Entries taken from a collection
------------------------------------------------------------
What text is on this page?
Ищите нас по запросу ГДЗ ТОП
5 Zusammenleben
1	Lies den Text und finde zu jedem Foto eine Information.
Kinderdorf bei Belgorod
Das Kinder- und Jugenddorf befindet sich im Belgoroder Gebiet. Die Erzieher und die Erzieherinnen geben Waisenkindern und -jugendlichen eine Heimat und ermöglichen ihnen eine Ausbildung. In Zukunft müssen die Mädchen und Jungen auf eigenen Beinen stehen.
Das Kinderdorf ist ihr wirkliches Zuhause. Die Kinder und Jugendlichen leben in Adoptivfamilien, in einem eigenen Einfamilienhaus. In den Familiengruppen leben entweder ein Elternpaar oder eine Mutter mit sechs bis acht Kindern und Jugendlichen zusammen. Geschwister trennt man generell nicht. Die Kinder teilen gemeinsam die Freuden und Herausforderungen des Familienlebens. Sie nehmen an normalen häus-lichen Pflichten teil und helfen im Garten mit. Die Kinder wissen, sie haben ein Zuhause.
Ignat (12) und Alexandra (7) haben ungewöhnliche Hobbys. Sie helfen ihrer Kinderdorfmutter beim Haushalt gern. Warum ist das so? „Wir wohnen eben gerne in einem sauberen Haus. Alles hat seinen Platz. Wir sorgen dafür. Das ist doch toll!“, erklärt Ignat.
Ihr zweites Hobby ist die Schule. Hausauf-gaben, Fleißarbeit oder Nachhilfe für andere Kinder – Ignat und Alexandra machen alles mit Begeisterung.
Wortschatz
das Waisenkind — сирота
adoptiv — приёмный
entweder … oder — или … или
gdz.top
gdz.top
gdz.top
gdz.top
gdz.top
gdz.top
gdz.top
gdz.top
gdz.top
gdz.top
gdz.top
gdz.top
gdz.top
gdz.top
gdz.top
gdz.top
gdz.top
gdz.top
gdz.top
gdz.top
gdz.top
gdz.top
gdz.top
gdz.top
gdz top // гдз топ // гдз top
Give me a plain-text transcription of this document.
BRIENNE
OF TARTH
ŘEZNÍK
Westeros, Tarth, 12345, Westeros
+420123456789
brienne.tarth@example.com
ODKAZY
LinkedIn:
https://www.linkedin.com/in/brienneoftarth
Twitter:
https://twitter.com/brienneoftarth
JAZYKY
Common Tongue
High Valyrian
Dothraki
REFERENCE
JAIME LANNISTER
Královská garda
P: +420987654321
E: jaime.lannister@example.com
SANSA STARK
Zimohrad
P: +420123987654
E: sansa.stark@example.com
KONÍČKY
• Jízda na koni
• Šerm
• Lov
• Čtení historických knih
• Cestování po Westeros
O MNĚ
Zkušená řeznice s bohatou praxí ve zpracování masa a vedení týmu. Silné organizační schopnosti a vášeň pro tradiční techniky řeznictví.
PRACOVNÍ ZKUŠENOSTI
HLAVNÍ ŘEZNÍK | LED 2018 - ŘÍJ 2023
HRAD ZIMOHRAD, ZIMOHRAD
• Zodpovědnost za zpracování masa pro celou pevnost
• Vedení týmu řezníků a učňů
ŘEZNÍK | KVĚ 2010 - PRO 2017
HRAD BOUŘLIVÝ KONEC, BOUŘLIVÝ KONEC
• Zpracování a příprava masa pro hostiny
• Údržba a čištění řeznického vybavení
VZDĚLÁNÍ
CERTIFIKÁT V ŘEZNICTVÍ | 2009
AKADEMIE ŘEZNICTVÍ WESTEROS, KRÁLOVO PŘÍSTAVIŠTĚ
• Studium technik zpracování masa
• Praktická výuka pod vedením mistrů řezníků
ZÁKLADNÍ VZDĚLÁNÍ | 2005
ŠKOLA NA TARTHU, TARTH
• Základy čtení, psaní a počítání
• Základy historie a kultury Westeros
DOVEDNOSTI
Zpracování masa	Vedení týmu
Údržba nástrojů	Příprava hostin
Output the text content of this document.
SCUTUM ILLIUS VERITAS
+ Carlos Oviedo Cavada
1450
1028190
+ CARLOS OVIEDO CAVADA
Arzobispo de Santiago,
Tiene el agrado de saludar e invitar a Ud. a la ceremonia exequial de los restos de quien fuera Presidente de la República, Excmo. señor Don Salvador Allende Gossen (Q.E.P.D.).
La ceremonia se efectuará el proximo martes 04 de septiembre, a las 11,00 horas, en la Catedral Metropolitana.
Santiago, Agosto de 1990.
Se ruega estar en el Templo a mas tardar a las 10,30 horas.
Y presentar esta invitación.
------------------------------------------------------------
## DO THIS
Scan the data for the word "horas" and copy every line where it shows up.

## COMPLETE OUTPUT
La ceremonia se efectuará el proximo martes 04 de septiembre, a las 11,00 horas, en la Catedral Metropolitana.
Se ruega estar en el Templo a mas tardar a las 10,30 horas.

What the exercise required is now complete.